__Your task__.
The records below must be copied in full; omit the images.

Data excerpts

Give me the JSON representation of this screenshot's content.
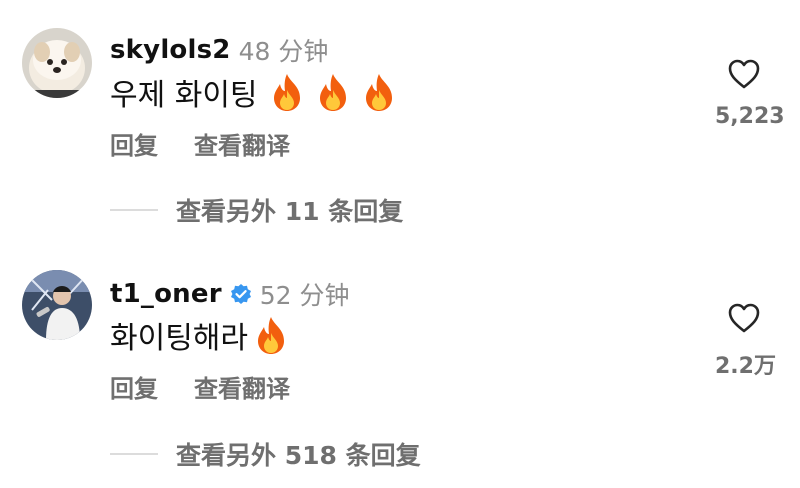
{
  "comments": [
    {
      "username": "skylols2",
      "time": "48 分钟",
      "verified": false,
      "text": "우제 화이팅",
      "emoji_count": 3,
      "reply_label": "回复",
      "translate_label": "查看翻译",
      "likes": "5,223",
      "view_replies": "查看另外 11 条回复"
    },
    {
      "username": "t1_oner",
      "time": "52 分钟",
      "verified": true,
      "text": "화이팅해라",
      "emoji_count": 1,
      "reply_label": "回复",
      "translate_label": "查看翻译",
      "likes": "2.2万",
      "view_replies": "查看另外 518 条回复"
    }
  ],
  "icons": {
    "like": "heart-outline-icon",
    "emoji": "fire-emoji",
    "verified": "verified-badge-icon"
  },
  "colors": {
    "secondary_text": "#8e8e8e",
    "action_text": "#6f6f6f",
    "verified_blue": "#3897f0",
    "flame_outer": "#f25f0e",
    "flame_inner": "#ffc83a"
  }
}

__Correct response__.
Give me the JSON representation of this screenshot's content.
{
  "comments": [
    {
      "username": "skylols2",
      "time": "48 分钟",
      "verified": false,
      "text": "우제 화이팅",
      "emoji_count": 3,
      "reply_label": "回复",
      "translate_label": "查看翻译",
      "likes": "5,223",
      "view_replies": "查看另外 11 条回复"
    },
    {
      "username": "t1_oner",
      "time": "52 分钟",
      "verified": true,
      "text": "화이팅해라",
      "emoji_count": 1,
      "reply_label": "回复",
      "translate_label": "查看翻译",
      "likes": "2.2万",
      "view_replies": "查看另外 518 条回复"
    }
  ],
  "icons": {
    "like": "heart-outline-icon",
    "emoji": "fire-emoji",
    "verified": "verified-badge-icon"
  },
  "colors": {
    "secondary_text": "#8e8e8e",
    "action_text": "#6f6f6f",
    "verified_blue": "#3897f0",
    "flame_outer": "#f25f0e",
    "flame_inner": "#ffc83a"
  }
}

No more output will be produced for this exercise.